### Do this
Only the lines holding the string "style" are needed. Copy each one.

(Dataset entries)
* Start *

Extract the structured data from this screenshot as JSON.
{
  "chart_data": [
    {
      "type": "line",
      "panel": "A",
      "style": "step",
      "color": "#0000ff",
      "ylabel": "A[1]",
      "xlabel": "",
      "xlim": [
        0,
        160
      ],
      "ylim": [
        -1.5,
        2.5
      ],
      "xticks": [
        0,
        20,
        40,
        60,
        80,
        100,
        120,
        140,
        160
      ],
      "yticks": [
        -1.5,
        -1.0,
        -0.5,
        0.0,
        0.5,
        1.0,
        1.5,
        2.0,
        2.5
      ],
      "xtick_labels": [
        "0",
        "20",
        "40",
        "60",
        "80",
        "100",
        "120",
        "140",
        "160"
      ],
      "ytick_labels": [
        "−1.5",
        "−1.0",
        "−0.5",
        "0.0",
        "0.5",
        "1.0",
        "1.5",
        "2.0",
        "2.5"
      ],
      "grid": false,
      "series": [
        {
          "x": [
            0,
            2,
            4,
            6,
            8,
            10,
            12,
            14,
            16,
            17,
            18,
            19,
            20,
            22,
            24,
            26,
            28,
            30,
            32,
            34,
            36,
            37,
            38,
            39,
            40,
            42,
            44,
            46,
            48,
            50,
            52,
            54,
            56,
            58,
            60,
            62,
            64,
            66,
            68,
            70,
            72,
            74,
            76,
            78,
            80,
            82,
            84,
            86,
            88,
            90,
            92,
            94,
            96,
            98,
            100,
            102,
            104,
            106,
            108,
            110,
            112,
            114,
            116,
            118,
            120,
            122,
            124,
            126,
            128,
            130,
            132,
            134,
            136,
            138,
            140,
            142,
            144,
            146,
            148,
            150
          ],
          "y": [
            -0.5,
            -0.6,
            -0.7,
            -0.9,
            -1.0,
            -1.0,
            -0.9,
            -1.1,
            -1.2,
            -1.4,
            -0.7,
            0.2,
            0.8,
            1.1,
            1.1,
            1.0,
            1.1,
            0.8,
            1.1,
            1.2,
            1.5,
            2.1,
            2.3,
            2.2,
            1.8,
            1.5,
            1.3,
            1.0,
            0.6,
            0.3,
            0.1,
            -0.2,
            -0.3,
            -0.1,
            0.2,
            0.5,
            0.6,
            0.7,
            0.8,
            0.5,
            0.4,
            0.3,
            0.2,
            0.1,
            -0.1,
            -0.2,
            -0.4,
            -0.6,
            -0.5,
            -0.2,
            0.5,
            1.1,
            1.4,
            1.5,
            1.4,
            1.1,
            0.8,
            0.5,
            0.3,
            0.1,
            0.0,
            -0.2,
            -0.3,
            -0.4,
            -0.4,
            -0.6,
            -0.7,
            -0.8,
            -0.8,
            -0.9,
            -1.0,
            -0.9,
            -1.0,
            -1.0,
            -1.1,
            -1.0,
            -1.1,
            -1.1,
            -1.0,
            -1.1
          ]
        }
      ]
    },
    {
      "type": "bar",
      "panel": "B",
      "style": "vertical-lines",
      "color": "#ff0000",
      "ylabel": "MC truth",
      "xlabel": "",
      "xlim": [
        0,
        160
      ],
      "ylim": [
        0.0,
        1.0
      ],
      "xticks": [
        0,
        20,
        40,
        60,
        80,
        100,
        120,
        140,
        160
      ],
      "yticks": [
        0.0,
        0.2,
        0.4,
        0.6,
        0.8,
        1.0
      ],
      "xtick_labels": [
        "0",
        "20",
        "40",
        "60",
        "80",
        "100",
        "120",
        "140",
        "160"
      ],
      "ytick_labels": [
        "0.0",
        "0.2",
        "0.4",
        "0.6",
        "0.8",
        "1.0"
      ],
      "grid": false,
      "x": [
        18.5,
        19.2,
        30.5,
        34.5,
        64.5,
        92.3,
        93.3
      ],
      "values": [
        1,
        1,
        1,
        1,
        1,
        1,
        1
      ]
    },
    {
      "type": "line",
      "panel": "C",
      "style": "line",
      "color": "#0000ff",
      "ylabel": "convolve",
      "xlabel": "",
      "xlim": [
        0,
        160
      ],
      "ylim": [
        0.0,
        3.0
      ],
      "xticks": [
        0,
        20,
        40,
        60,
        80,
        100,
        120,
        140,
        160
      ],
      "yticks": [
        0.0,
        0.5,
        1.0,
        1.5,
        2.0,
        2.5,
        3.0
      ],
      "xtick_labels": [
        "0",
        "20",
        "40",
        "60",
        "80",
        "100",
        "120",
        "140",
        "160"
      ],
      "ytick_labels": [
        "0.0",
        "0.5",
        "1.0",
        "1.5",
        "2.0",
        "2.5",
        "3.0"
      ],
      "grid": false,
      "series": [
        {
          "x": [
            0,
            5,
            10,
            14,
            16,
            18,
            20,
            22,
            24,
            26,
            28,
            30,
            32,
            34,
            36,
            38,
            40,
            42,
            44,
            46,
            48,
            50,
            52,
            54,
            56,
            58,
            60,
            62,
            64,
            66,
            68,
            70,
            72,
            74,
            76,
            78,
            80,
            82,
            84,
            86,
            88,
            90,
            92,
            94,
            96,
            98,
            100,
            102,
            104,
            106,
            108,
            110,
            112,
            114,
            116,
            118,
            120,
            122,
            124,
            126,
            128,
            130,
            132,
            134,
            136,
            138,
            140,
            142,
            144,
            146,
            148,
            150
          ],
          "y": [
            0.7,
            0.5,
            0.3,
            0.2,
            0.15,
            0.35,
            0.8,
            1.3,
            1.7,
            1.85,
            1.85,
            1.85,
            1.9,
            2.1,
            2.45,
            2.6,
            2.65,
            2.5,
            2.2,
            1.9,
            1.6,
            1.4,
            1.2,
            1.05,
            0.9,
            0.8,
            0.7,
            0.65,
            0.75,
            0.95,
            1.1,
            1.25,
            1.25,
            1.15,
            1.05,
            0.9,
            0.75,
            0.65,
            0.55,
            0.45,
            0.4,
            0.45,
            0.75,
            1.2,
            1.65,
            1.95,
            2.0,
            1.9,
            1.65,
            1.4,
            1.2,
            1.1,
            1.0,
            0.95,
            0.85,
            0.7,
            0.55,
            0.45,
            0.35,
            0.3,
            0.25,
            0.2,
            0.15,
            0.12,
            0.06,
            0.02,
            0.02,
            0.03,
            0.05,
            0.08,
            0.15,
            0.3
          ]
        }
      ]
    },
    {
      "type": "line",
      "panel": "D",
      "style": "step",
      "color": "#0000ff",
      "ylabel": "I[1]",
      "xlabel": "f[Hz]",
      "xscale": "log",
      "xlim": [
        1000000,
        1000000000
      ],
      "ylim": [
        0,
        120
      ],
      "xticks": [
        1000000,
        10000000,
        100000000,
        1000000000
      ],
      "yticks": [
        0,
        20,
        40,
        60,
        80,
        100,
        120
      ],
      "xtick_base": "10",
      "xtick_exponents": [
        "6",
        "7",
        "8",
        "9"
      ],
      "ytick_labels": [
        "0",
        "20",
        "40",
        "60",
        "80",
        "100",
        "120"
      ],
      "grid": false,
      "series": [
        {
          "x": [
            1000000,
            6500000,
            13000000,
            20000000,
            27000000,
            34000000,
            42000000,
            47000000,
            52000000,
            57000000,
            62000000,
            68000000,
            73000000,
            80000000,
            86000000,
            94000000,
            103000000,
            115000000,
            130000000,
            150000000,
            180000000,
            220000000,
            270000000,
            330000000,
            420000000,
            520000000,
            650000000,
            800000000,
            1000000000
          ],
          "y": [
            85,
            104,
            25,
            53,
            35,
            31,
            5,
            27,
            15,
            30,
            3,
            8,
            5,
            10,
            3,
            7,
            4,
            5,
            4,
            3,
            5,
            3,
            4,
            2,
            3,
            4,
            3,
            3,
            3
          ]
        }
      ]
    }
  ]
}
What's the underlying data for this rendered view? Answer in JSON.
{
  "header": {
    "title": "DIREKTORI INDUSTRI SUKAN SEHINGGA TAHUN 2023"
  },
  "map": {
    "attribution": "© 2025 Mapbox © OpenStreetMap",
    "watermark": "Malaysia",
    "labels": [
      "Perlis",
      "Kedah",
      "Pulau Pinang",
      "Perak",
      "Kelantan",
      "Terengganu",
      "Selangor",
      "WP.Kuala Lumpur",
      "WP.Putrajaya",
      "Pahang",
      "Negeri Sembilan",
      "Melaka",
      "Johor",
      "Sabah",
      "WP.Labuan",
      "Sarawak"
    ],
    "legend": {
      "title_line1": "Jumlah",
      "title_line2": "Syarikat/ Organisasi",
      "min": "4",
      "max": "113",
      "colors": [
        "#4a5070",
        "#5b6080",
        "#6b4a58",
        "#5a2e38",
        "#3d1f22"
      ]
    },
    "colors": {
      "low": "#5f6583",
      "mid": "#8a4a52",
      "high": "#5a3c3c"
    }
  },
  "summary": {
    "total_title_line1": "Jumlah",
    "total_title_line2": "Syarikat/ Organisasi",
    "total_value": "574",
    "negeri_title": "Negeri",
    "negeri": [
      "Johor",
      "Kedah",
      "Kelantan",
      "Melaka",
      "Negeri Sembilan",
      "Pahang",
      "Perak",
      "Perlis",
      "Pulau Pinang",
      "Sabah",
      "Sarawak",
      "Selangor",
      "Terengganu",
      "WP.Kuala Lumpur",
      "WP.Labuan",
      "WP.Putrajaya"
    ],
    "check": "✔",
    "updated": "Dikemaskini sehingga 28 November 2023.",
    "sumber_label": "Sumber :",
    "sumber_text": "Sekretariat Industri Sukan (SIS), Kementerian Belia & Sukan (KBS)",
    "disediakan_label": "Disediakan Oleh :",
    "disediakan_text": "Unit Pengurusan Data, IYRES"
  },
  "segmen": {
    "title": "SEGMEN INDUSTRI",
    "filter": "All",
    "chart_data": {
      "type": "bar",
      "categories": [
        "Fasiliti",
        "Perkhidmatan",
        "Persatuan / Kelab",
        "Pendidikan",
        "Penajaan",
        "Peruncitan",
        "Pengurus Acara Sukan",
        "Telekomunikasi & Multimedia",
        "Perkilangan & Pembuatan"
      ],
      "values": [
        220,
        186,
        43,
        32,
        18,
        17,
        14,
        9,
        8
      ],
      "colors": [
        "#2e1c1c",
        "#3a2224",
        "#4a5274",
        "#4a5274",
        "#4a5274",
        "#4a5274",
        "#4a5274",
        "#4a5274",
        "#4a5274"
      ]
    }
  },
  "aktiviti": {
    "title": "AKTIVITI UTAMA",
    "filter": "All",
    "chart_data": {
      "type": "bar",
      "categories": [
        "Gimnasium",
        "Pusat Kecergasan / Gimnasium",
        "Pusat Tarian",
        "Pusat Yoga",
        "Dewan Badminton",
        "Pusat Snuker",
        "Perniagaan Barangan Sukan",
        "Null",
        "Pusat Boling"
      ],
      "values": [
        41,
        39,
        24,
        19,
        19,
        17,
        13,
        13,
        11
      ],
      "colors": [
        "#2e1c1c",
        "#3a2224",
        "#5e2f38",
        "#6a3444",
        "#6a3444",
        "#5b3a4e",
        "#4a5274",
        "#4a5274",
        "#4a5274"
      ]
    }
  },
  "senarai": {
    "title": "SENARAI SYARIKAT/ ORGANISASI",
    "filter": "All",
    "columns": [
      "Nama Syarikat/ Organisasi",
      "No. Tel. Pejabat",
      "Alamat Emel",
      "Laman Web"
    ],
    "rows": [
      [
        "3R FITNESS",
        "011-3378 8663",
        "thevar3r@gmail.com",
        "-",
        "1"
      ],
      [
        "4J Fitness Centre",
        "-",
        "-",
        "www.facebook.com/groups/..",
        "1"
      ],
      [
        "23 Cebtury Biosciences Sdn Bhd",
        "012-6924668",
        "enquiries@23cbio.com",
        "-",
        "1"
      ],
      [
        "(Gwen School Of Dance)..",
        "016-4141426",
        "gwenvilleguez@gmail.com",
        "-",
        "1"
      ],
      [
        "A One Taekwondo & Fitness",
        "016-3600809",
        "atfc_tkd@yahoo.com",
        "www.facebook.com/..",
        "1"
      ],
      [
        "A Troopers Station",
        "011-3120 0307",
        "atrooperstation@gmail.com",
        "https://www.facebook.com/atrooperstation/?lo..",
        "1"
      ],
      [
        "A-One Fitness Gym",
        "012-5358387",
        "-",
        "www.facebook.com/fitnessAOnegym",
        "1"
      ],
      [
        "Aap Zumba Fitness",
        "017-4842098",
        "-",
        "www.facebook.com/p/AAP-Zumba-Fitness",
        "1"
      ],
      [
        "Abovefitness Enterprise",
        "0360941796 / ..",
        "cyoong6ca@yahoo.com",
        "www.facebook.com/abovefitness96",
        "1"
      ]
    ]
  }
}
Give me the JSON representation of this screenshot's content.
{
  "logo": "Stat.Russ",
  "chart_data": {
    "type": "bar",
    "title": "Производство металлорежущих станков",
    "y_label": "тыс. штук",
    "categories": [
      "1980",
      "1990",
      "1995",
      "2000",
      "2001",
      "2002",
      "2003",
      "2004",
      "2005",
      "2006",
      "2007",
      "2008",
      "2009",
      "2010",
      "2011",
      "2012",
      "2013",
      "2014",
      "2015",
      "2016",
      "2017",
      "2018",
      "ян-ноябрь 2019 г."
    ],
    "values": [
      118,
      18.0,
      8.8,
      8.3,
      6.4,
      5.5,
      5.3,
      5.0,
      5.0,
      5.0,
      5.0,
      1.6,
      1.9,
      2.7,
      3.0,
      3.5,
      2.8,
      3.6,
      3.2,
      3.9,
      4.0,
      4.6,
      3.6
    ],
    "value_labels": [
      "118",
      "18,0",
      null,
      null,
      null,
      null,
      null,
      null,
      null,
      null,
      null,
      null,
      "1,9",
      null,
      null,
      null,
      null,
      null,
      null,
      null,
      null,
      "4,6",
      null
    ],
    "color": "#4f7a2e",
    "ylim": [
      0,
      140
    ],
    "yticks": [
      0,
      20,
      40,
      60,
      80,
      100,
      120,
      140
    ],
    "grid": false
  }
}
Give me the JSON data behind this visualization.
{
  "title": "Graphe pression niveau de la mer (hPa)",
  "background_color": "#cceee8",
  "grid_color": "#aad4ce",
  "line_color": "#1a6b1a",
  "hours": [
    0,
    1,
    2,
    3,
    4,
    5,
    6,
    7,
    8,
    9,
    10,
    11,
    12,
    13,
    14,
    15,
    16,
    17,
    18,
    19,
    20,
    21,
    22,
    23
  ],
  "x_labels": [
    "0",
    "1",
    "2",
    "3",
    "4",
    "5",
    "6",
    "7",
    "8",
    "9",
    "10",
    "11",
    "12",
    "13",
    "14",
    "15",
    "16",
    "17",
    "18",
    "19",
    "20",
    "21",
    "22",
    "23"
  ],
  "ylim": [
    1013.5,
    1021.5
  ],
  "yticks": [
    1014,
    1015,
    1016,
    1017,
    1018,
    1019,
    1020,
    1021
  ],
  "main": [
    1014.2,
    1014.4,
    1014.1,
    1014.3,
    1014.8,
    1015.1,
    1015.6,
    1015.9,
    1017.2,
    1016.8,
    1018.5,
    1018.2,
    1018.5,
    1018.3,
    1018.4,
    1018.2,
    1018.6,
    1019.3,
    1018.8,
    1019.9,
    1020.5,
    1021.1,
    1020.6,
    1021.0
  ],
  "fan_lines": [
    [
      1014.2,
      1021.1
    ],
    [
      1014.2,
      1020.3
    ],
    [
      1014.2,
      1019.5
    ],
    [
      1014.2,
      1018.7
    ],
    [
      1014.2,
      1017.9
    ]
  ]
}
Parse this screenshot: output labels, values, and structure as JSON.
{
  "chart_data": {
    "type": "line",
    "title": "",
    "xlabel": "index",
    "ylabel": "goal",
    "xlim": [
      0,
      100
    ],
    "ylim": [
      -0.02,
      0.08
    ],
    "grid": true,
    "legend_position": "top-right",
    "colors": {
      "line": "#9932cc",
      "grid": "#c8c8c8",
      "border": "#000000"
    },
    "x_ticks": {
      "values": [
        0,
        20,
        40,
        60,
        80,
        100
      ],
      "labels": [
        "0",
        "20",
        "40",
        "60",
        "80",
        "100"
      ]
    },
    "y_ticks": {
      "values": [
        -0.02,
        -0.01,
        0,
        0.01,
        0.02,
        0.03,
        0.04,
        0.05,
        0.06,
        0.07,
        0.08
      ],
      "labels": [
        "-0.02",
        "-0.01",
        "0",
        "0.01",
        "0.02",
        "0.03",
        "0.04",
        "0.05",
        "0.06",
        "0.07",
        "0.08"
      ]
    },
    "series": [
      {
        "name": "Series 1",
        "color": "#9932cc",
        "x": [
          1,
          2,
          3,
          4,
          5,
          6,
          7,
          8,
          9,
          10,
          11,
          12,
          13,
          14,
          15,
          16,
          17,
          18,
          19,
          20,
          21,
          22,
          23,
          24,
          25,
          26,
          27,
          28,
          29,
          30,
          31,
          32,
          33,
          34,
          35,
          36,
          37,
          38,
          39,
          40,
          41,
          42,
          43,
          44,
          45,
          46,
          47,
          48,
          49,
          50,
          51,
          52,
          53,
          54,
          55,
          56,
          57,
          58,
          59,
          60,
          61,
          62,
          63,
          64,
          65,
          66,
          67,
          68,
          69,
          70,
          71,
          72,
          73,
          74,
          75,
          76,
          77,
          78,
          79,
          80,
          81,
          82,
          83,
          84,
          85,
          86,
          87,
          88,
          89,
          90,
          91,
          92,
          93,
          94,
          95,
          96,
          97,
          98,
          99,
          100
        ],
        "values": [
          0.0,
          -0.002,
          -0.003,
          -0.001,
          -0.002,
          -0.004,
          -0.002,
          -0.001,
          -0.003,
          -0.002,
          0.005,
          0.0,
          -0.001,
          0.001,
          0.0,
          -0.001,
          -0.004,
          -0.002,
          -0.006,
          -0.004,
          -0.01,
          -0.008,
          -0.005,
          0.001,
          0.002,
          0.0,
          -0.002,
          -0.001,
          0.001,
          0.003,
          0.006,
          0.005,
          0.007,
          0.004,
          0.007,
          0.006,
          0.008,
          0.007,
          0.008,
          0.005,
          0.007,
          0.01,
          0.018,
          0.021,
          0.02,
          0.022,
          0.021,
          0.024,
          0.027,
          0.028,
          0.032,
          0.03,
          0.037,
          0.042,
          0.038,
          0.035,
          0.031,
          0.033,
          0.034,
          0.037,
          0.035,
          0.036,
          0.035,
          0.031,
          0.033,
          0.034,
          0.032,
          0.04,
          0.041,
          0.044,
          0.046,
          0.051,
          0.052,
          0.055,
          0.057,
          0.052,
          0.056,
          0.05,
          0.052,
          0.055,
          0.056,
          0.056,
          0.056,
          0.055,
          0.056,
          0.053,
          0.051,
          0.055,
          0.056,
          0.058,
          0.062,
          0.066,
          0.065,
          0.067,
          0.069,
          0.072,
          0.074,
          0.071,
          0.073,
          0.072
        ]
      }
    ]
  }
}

* End *

### Solved problem
      "style": "step",
      "style": "vertical-lines",
      "style": "line",
      "style": "step",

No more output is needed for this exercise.